THE REQUEST: Copy out every line of the entries below so that each one matches the original character for character.

[Spatial layout data]
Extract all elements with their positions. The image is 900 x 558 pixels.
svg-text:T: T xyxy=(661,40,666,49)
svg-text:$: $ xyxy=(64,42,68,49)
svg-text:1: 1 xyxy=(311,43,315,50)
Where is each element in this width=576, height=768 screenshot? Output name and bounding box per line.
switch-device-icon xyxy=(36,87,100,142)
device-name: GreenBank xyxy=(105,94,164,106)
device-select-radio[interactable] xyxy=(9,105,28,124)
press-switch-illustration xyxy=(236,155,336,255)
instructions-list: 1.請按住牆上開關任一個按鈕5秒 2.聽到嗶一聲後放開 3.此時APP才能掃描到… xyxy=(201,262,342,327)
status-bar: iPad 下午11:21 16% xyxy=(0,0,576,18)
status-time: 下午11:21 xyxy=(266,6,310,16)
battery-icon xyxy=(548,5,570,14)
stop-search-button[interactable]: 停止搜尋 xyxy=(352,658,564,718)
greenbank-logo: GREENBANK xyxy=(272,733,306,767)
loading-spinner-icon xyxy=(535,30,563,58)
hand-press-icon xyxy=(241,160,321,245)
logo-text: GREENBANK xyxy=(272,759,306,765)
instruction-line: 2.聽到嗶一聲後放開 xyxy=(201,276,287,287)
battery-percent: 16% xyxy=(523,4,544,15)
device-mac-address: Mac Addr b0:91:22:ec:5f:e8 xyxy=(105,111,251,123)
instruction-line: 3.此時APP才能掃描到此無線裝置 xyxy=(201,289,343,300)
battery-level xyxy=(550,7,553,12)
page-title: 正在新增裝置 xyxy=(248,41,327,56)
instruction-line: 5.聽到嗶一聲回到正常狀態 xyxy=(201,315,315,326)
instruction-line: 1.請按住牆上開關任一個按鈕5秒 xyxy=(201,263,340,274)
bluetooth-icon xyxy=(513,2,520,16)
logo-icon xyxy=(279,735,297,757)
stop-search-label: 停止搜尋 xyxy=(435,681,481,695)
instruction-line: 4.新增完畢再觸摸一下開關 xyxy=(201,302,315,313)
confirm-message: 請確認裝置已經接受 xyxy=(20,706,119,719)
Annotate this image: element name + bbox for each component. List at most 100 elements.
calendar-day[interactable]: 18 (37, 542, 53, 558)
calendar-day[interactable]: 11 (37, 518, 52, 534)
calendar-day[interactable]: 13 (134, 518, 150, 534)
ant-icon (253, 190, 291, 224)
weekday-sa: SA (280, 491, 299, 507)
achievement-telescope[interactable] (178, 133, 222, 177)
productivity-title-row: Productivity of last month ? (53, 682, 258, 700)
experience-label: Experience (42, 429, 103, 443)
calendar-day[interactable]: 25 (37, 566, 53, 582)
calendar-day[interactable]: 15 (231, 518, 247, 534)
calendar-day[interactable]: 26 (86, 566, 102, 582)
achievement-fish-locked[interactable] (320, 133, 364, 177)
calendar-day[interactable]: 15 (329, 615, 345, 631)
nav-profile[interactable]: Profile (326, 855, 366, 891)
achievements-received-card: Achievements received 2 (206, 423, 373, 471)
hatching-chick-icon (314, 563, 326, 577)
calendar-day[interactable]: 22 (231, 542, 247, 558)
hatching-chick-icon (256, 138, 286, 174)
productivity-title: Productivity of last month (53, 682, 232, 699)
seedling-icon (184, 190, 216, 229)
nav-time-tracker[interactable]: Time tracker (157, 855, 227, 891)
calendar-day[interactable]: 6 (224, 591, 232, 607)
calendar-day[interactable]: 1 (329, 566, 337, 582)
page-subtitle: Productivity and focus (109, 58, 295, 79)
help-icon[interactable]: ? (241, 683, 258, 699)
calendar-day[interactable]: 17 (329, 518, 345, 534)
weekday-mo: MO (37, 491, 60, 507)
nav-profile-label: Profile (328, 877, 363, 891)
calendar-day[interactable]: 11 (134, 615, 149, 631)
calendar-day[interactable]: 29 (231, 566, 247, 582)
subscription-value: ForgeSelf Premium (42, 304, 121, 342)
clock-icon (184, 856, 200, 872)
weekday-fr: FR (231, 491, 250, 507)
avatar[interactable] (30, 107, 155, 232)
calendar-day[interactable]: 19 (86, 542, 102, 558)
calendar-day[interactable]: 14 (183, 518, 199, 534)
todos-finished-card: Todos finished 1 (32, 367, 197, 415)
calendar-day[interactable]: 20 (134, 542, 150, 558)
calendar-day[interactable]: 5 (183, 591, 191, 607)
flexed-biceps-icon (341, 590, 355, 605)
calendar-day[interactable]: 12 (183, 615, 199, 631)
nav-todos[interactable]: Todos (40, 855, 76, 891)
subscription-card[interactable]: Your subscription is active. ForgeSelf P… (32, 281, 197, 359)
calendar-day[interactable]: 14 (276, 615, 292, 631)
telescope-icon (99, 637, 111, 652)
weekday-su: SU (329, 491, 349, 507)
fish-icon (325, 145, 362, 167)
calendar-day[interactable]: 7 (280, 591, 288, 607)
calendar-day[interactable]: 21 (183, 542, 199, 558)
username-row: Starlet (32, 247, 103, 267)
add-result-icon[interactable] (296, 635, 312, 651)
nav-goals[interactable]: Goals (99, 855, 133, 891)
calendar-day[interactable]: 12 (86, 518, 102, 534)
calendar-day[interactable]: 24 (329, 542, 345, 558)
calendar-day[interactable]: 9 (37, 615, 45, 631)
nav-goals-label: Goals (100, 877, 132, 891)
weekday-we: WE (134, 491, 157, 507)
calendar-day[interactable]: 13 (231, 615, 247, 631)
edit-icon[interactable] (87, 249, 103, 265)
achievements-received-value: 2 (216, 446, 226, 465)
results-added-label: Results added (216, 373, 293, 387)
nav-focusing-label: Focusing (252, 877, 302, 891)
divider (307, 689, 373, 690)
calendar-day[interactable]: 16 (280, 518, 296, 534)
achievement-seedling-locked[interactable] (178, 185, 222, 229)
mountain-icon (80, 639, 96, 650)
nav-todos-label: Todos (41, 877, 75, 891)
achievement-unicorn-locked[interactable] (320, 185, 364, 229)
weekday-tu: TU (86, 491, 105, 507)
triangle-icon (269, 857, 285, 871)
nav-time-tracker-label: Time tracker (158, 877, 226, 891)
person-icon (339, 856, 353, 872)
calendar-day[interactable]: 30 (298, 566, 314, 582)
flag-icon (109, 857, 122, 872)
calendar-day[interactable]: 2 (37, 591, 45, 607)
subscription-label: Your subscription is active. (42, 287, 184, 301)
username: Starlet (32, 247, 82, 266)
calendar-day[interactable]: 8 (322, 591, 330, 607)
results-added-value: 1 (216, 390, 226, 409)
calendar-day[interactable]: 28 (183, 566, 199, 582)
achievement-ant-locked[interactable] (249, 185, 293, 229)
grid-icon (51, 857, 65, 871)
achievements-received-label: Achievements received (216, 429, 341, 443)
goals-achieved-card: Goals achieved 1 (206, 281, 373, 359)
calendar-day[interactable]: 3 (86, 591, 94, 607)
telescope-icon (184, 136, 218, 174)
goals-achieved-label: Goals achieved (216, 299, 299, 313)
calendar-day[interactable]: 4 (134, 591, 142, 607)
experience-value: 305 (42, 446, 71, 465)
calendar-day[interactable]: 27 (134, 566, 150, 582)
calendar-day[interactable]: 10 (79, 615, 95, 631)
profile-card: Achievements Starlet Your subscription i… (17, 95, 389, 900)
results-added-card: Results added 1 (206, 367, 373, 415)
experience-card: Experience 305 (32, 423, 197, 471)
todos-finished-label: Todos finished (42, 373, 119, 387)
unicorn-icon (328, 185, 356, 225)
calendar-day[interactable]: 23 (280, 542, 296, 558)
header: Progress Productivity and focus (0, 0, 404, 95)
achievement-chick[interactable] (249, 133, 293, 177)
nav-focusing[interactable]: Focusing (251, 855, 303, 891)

THE RESULT:
Extract all elements with their positions. The image is 900 x 558 pixels.
svg-text:T: T xyxy=(661,40,666,49)
svg-text:$: $ xyxy=(64,42,68,49)
svg-text:1: 1 xyxy=(311,43,315,50)
Where is each element in this width=576, height=768 screenshot? Output name and bounding box per line.
switch-device-icon xyxy=(36,87,100,142)
device-name: GreenBank xyxy=(105,94,164,106)
device-select-radio[interactable] xyxy=(9,105,28,124)
press-switch-illustration xyxy=(236,155,336,255)
instructions-list: 1.請按住牆上開關任一個按鈕5秒 2.聽到嗶一聲後放開 3.此時APP才能掃描到… xyxy=(201,262,342,327)
status-bar: iPad 下午11:21 16% xyxy=(0,0,576,18)
status-time: 下午11:21 xyxy=(266,6,310,16)
battery-icon xyxy=(548,5,570,14)
stop-search-button[interactable]: 停止搜尋 xyxy=(352,658,564,718)
greenbank-logo: GREENBANK xyxy=(272,733,306,767)
loading-spinner-icon xyxy=(535,30,563,58)
hand-press-icon xyxy=(241,160,321,245)
logo-text: GREENBANK xyxy=(272,759,306,765)
instruction-line: 2.聽到嗶一聲後放開 xyxy=(201,276,287,287)
battery-percent: 16% xyxy=(523,4,544,15)
device-mac-address: Mac Addr b0:91:22:ec:5f:e8 xyxy=(105,111,251,123)
instruction-line: 3.此時APP才能掃描到此無線裝置 xyxy=(201,289,343,300)
battery-level xyxy=(550,7,553,12)
page-title: 正在新增裝置 xyxy=(248,41,327,56)
instruction-line: 5.聽到嗶一聲回到正常狀態 xyxy=(201,315,315,326)
instruction-line: 1.請按住牆上開關任一個按鈕5秒 xyxy=(201,263,340,274)
bluetooth-icon xyxy=(513,2,520,16)
logo-icon xyxy=(279,735,297,757)
stop-search-label: 停止搜尋 xyxy=(435,681,481,695)
instruction-line: 4.新增完畢再觸摸一下開關 xyxy=(201,302,315,313)
confirm-message: 請確認裝置已經接受 xyxy=(20,706,119,719)
Annotate this image: element name + bbox for each component. List at most 100 elements.
calendar-day[interactable]: 18 (37, 542, 53, 558)
calendar-day[interactable]: 11 (37, 518, 52, 534)
calendar-day[interactable]: 13 (134, 518, 150, 534)
ant-icon (253, 190, 291, 224)
weekday-sa: SA (280, 491, 299, 507)
achievement-telescope[interactable] (178, 133, 222, 177)
productivity-title-row: Productivity of last month ? (53, 682, 258, 700)
experience-label: Experience (42, 429, 103, 443)
calendar-day[interactable]: 25 (37, 566, 53, 582)
calendar-day[interactable]: 15 (231, 518, 247, 534)
calendar-day[interactable]: 26 (86, 566, 102, 582)
achievement-fish-locked[interactable] (320, 133, 364, 177)
calendar-day[interactable]: 15 (329, 615, 345, 631)
nav-profile[interactable]: Profile (326, 855, 366, 891)
achievements-received-card: Achievements received 2 (206, 423, 373, 471)
hatching-chick-icon (314, 563, 326, 577)
calendar-day[interactable]: 22 (231, 542, 247, 558)
hatching-chick-icon (256, 138, 286, 174)
productivity-title: Productivity of last month (53, 682, 232, 699)
seedling-icon (184, 190, 216, 229)
nav-time-tracker[interactable]: Time tracker (157, 855, 227, 891)
calendar-day[interactable]: 6 (224, 591, 232, 607)
calendar-day[interactable]: 1 (329, 566, 337, 582)
page-subtitle: Productivity and focus (109, 58, 295, 79)
help-icon[interactable]: ? (241, 683, 258, 699)
calendar-day[interactable]: 17 (329, 518, 345, 534)
weekday-mo: MO (37, 491, 60, 507)
nav-profile-label: Profile (328, 877, 363, 891)
calendar-day[interactable]: 11 (134, 615, 149, 631)
calendar-day[interactable]: 29 (231, 566, 247, 582)
subscription-value: ForgeSelf Premium (42, 304, 121, 342)
clock-icon (184, 856, 200, 872)
weekday-fr: FR (231, 491, 250, 507)
avatar[interactable] (30, 107, 155, 232)
calendar-day[interactable]: 19 (86, 542, 102, 558)
calendar-day[interactable]: 14 (183, 518, 199, 534)
todos-finished-card: Todos finished 1 (32, 367, 197, 415)
calendar-day[interactable]: 20 (134, 542, 150, 558)
calendar-day[interactable]: 5 (183, 591, 191, 607)
flexed-biceps-icon (341, 590, 355, 605)
calendar-day[interactable]: 12 (183, 615, 199, 631)
nav-todos[interactable]: Todos (40, 855, 76, 891)
subscription-card[interactable]: Your subscription is active. ForgeSelf P… (32, 281, 197, 359)
calendar-day[interactable]: 14 (276, 615, 292, 631)
telescope-icon (99, 637, 111, 652)
weekday-su: SU (329, 491, 349, 507)
fish-icon (325, 145, 362, 167)
calendar-day[interactable]: 7 (280, 591, 288, 607)
calendar-day[interactable]: 21 (183, 542, 199, 558)
username-row: Starlet (32, 247, 103, 267)
add-result-icon[interactable] (296, 635, 312, 651)
nav-goals[interactable]: Goals (99, 855, 133, 891)
calendar-day[interactable]: 12 (86, 518, 102, 534)
calendar-day[interactable]: 24 (329, 542, 345, 558)
calendar-day[interactable]: 9 (37, 615, 45, 631)
nav-goals-label: Goals (100, 877, 132, 891)
weekday-we: WE (134, 491, 157, 507)
calendar-day[interactable]: 13 (231, 615, 247, 631)
edit-icon[interactable] (87, 249, 103, 265)
achievements-received-value: 2 (216, 446, 226, 465)
results-added-label: Results added (216, 373, 293, 387)
nav-focusing-label: Focusing (252, 877, 302, 891)
divider (307, 689, 373, 690)
calendar-day[interactable]: 16 (280, 518, 296, 534)
achievement-seedling-locked[interactable] (178, 185, 222, 229)
mountain-icon (80, 639, 96, 650)
nav-todos-label: Todos (41, 877, 75, 891)
achievement-unicorn-locked[interactable] (320, 185, 364, 229)
weekday-tu: TU (86, 491, 105, 507)
triangle-icon (269, 857, 285, 871)
nav-time-tracker-label: Time tracker (158, 877, 226, 891)
person-icon (339, 856, 353, 872)
calendar-day[interactable]: 30 (298, 566, 314, 582)
flag-icon (109, 857, 122, 872)
calendar-day[interactable]: 2 (37, 591, 45, 607)
subscription-label: Your subscription is active. (42, 287, 184, 301)
username: Starlet (32, 247, 82, 266)
calendar-day[interactable]: 8 (322, 591, 330, 607)
results-added-value: 1 (216, 390, 226, 409)
calendar-day[interactable]: 28 (183, 566, 199, 582)
achievement-ant-locked[interactable] (249, 185, 293, 229)
grid-icon (51, 857, 65, 871)
achievements-received-label: Achievements received (216, 429, 341, 443)
goals-achieved-card: Goals achieved 1 (206, 281, 373, 359)
calendar-day[interactable]: 3 (86, 591, 94, 607)
telescope-icon (184, 136, 218, 174)
goals-achieved-label: Goals achieved (216, 299, 299, 313)
calendar-day[interactable]: 4 (134, 591, 142, 607)
experience-value: 305 (42, 446, 71, 465)
calendar-day[interactable]: 27 (134, 566, 150, 582)
calendar-day[interactable]: 10 (79, 615, 95, 631)
profile-card: Achievements Starlet Your subscription i… (17, 95, 389, 900)
results-added-card: Results added 1 (206, 367, 373, 415)
experience-card: Experience 305 (32, 423, 197, 471)
todos-finished-label: Todos finished (42, 373, 119, 387)
unicorn-icon (328, 185, 356, 225)
calendar-day[interactable]: 23 (280, 542, 296, 558)
header: Progress Productivity and focus (0, 0, 404, 95)
achievement-chick[interactable] (249, 133, 293, 177)
nav-focusing[interactable]: Focusing (251, 855, 303, 891)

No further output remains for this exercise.